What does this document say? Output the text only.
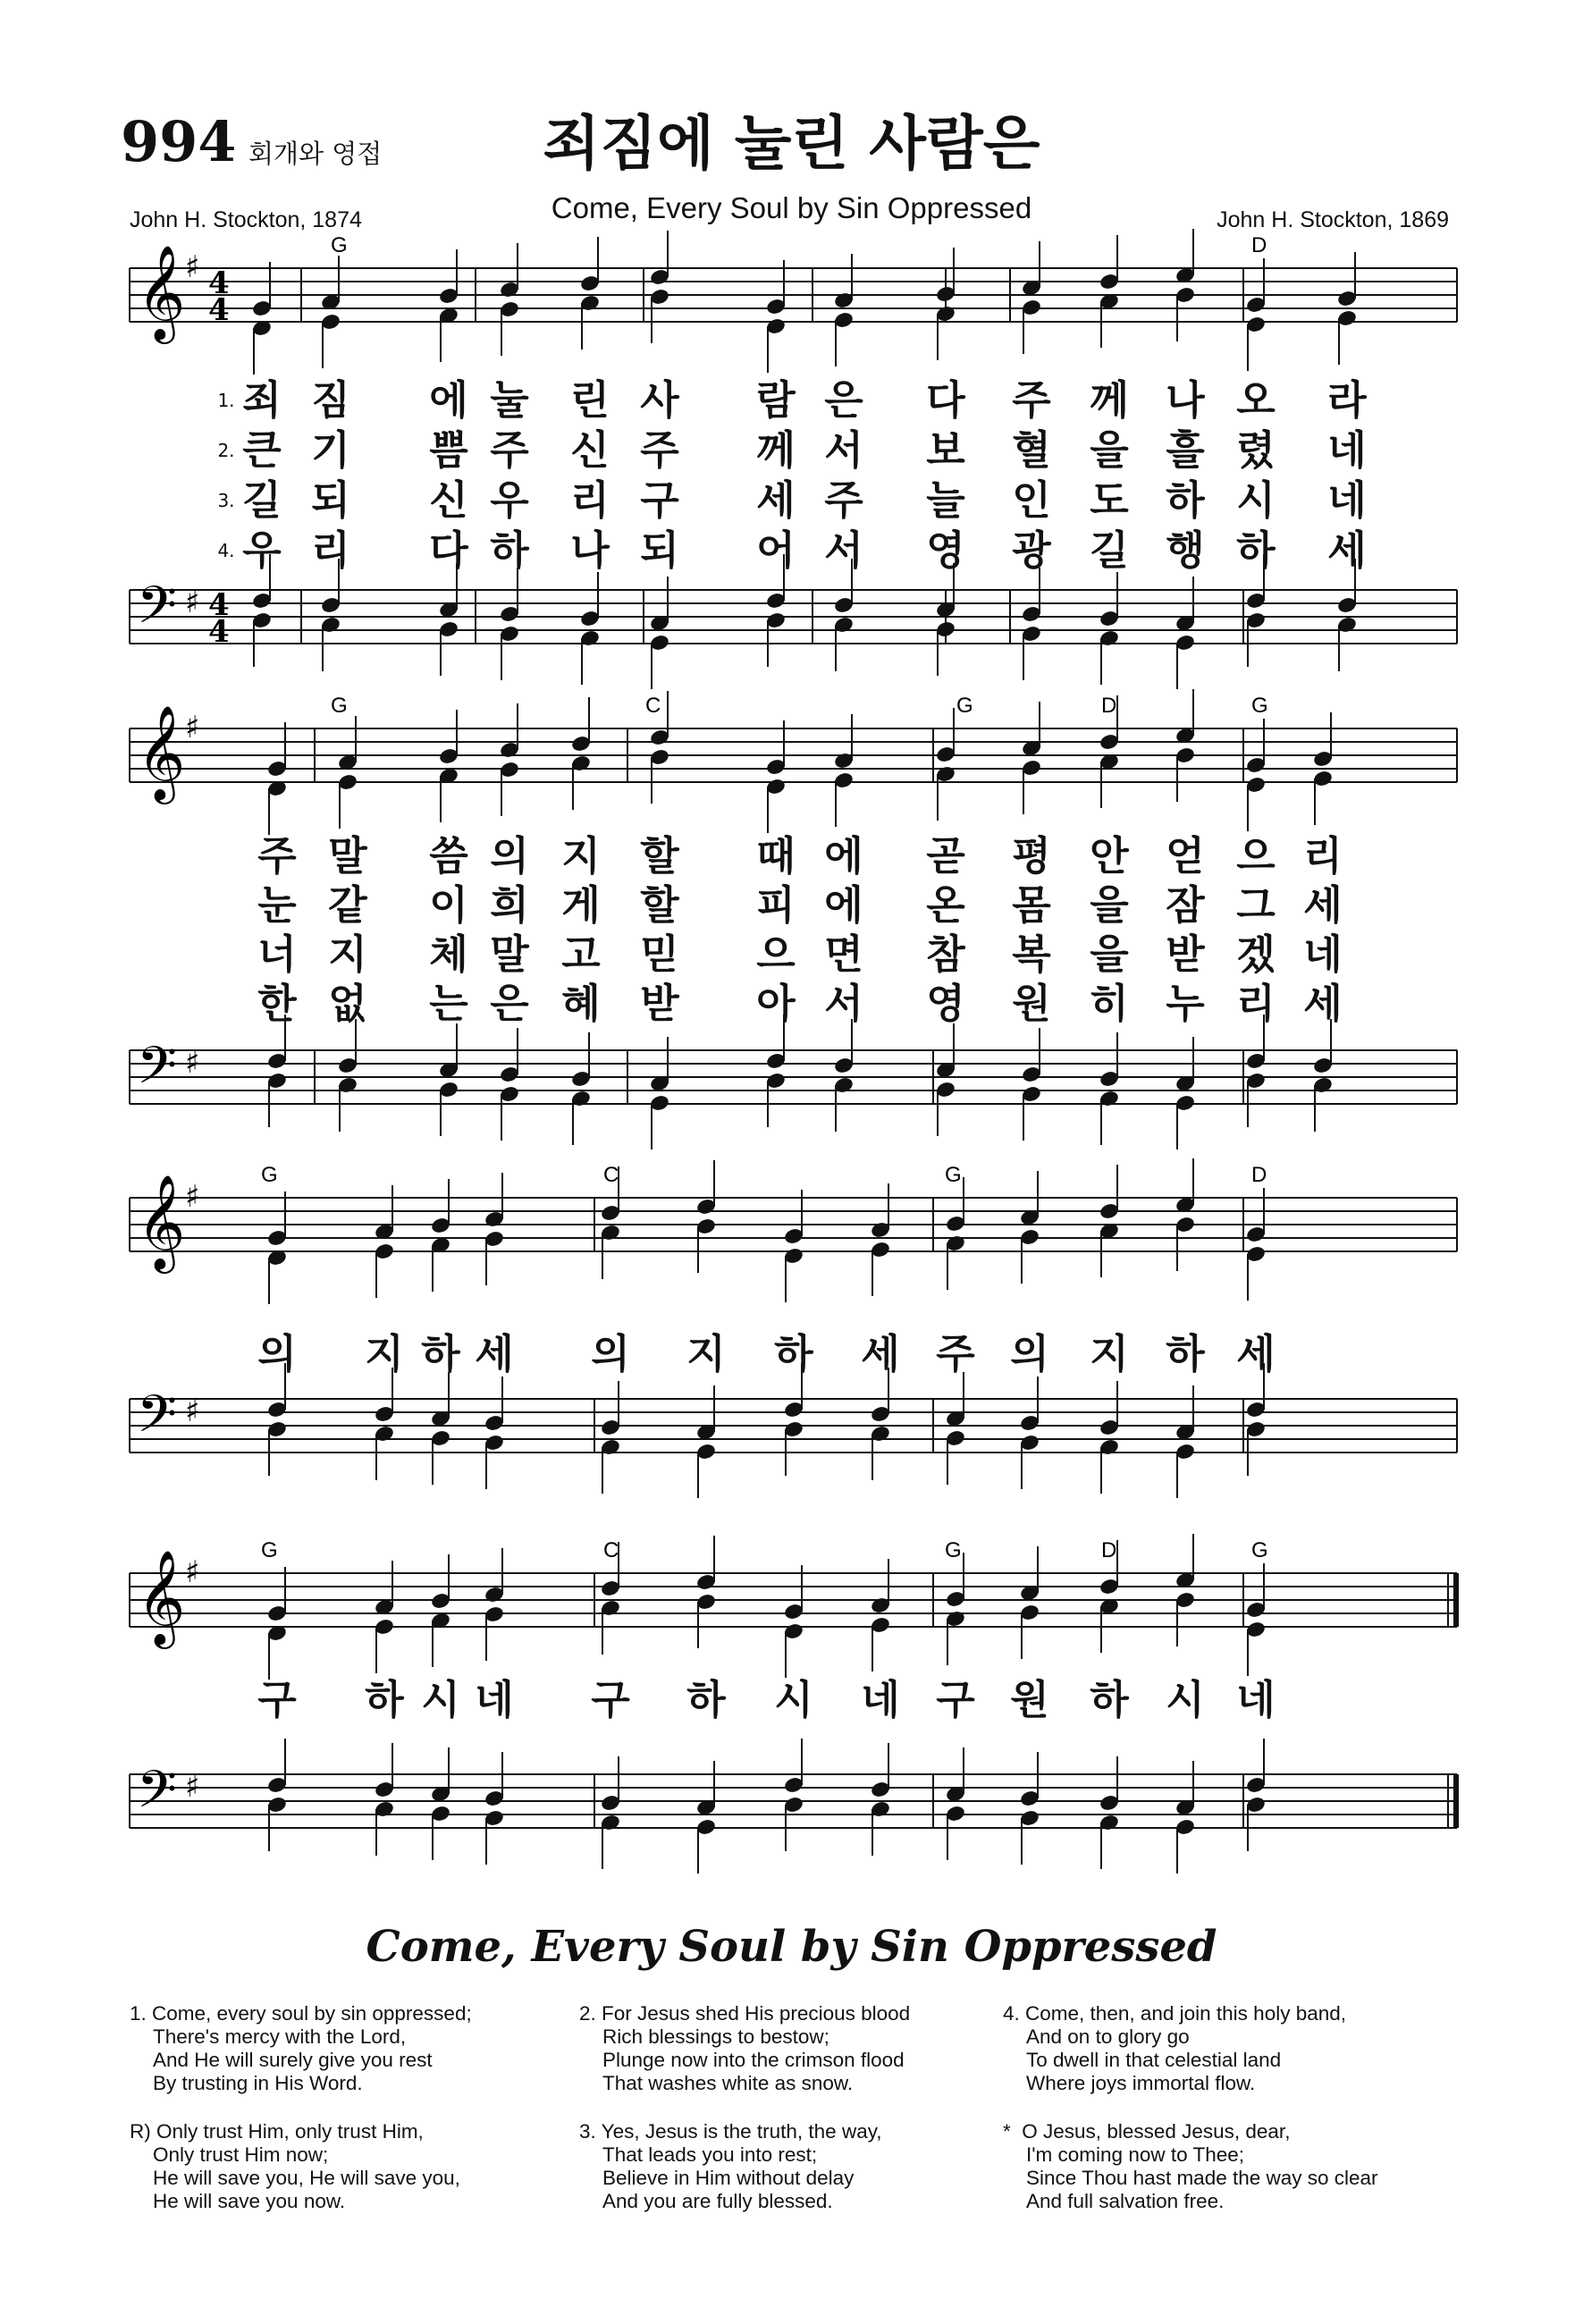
994 회개와 영접	죄짐에 눌린 사람은
Come, Every Soul by Sin Oppressed
John H. Stockton, 1874	John H. Stockton, 1869
𝄞
𝄢
♯
♯
4
4
4
4
G	D
𝄞
𝄢
♯
♯
G	C	G	D	G
𝄞
𝄢
♯
♯
G	C	G	D
𝄞
𝄢
♯
♯
G	C	G	D	G
1. 죄 짐 에 눌 린 사 람 은 다 주 께 나 오 라
2. 큰 기 쁨 주 신 주 께 서 보 혈 을 흘 렸 네
3. 길 되 신 우 리 구 세 주 늘 인 도 하 시 네
4. 우 리 다 하 나 되 어 서 영 광 길 행 하 세
주 말 씀 의 지 할 때 에 곧 평 안 얻 으 리
눈 같 이 희 게 할 피 에 온 몸 을 잠 그 세
너 지 체 말 고 믿 으 면 참 복 을 받 겠 네
한 없 는 은 혜 받 아 서 영 원 히 누 리 세
의 지 하 세 의 지 하 세 주 의 지 하 세
구 하 시 네 구 하 시 네 구 원 하 시 네
Come, Every Soul by Sin Oppressed
1. Come, every soul by sin oppressed;
There's mercy with the Lord,
And He will surely give you rest
By trusting in His Word.
R) Only trust Him, only trust Him,
Only trust Him now;
He will save you, He will save you,
He will save you now.
2. For Jesus shed His precious blood
Rich blessings to bestow;
Plunge now into the crimson flood
That washes white as snow.
3. Yes, Jesus is the truth, the way,
That leads you into rest;
Believe in Him without delay
And you are fully blessed.
4. Come, then, and join this holy band,
And on to glory go
To dwell in that celestial land
Where joys immortal flow.
* O Jesus, blessed Jesus, dear,
I'm coming now to Thee;
Since Thou hast made the way so clear
And full salvation free.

▶ _Requirements_
Answer with one number only: how many lines above contain the word "this".

▶ _Exercise answer_
2